BEGIN Dataset excerpts

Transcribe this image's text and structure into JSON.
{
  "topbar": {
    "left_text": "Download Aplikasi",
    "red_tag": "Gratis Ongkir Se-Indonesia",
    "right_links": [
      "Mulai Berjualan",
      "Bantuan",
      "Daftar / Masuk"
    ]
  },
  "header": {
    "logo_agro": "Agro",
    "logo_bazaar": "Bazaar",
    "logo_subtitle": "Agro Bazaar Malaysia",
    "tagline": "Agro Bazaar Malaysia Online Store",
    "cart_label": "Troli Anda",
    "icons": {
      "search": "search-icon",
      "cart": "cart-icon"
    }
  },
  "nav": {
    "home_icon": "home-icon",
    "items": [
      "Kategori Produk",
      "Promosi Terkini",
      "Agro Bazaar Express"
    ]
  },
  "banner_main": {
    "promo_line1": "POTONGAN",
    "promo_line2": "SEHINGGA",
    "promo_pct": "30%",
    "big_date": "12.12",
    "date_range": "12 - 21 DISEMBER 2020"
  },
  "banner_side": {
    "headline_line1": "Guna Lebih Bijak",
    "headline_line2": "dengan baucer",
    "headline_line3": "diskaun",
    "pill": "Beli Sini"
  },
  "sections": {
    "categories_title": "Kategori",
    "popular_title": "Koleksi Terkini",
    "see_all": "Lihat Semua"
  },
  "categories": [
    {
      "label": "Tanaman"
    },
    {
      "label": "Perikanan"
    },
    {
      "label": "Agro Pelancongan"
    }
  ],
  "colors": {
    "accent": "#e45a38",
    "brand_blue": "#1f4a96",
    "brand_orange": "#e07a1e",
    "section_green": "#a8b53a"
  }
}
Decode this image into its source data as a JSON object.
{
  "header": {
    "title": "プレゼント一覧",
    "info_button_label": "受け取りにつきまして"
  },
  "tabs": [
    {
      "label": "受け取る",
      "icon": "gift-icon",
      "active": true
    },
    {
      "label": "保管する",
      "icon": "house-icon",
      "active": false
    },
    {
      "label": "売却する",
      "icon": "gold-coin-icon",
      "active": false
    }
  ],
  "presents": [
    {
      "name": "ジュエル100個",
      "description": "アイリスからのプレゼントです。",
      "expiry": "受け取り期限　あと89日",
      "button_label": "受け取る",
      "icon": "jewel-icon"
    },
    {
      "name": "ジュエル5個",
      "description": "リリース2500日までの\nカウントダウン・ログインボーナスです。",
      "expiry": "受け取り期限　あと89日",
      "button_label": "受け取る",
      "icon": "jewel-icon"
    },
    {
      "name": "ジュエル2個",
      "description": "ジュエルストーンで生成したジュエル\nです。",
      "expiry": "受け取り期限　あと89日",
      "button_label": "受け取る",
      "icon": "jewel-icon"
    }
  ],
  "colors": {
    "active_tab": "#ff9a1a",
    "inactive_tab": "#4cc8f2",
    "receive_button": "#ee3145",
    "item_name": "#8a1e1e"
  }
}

END Dataset excerpts

> _Written instruction_: Report how many lines of the records above contain the word "Terkini", and give only that number.

> _Final answer_: 2